_Stated exercise_
The entries below contain pictures. Retype everything except those pictures, exactly as given.
# Start of Working data
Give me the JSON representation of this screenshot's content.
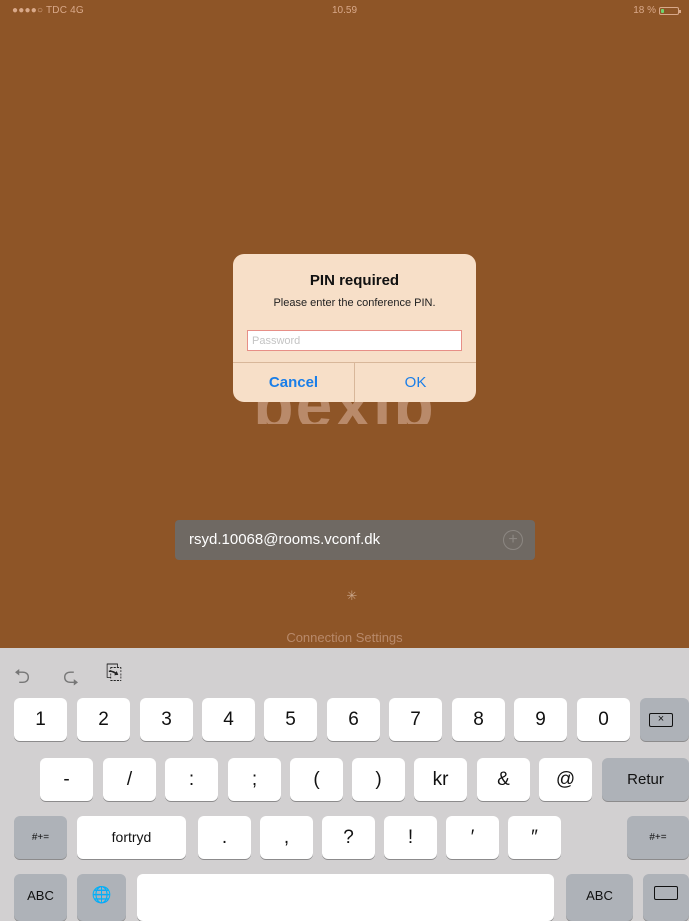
{
  "status": {
    "carrier": "●●●●○ TDC  4G",
    "time": "10.59",
    "battery_text": "18 %",
    "battery_level": 0.18,
    "battery_color": "#6fd46f"
  },
  "background_color": "#8e5527",
  "logo_text": "pexip",
  "address": {
    "value": "rsyd.10068@rooms.vconf.dk",
    "add_icon": "+"
  },
  "spinner": "✳",
  "connection_settings": "Connection Settings",
  "dialog": {
    "title": "PIN required",
    "message": "Please enter the conference PIN.",
    "input_placeholder": "Password",
    "cancel_label": "Cancel",
    "ok_label": "OK"
  },
  "keyboard": {
    "tools": {
      "undo": "⮌",
      "redo": "⮎",
      "paste": "⎘"
    },
    "row1": [
      "1",
      "2",
      "3",
      "4",
      "5",
      "6",
      "7",
      "8",
      "9",
      "0"
    ],
    "row2": [
      "-",
      "/",
      ":",
      ";",
      "(",
      ")",
      "kr",
      "&",
      "@"
    ],
    "return_label": "Retur",
    "shift_label": "#+=",
    "undo_label": "fortryd",
    "row3": [
      ".",
      ",",
      "?",
      "!",
      "′",
      "″"
    ],
    "shift_right_label": "#+=",
    "abc_left": "ABC",
    "globe": "🌐",
    "abc_right": "ABC"
  }
}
# End of Working data
_Worked answer_
Give me the JSON representation of this screenshot's content.
{
  "status": {
    "carrier": "●●●●○ TDC  4G",
    "time": "10.59",
    "battery_text": "18 %",
    "battery_level": 0.18,
    "battery_color": "#6fd46f"
  },
  "background_color": "#8e5527",
  "logo_text": "pexip",
  "address": {
    "value": "rsyd.10068@rooms.vconf.dk",
    "add_icon": "+"
  },
  "spinner": "✳",
  "connection_settings": "Connection Settings",
  "dialog": {
    "title": "PIN required",
    "message": "Please enter the conference PIN.",
    "input_placeholder": "Password",
    "cancel_label": "Cancel",
    "ok_label": "OK"
  },
  "keyboard": {
    "tools": {
      "undo": "⮌",
      "redo": "⮎",
      "paste": "⎘"
    },
    "row1": [
      "1",
      "2",
      "3",
      "4",
      "5",
      "6",
      "7",
      "8",
      "9",
      "0"
    ],
    "row2": [
      "-",
      "/",
      ":",
      ";",
      "(",
      ")",
      "kr",
      "&",
      "@"
    ],
    "return_label": "Retur",
    "shift_label": "#+=",
    "undo_label": "fortryd",
    "row3": [
      ".",
      ",",
      "?",
      "!",
      "′",
      "″"
    ],
    "shift_right_label": "#+=",
    "abc_left": "ABC",
    "globe": "🌐",
    "abc_right": "ABC"
  }
}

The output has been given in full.